- Exercise objective -
Locate the string "name" throughout the material and copy every line in which it occurs.

- Saved entries -
-- -- --
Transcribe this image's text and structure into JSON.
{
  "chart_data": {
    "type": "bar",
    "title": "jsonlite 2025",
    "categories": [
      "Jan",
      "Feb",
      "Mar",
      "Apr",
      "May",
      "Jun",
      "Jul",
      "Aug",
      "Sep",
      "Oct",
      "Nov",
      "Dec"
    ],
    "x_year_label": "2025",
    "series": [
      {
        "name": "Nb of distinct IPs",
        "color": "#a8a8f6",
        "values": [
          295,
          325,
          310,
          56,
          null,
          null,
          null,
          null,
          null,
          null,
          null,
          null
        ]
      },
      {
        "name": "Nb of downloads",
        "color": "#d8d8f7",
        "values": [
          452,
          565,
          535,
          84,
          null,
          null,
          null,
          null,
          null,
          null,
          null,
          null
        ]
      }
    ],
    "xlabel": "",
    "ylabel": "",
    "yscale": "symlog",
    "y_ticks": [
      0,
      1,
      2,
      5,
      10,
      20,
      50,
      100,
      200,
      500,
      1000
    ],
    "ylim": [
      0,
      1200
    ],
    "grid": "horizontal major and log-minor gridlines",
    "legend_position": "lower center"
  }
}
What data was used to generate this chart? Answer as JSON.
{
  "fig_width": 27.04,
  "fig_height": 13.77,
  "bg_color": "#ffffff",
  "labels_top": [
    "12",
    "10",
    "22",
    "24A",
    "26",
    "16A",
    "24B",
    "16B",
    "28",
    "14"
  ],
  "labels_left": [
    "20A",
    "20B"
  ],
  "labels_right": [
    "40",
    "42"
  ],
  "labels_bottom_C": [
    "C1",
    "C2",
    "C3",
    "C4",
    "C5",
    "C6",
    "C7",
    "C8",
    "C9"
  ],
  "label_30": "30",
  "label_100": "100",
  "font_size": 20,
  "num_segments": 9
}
-- -- --
- Response to the exercise -
        "name": "Nb of distinct IPs",
        "name": "Nb of downloads",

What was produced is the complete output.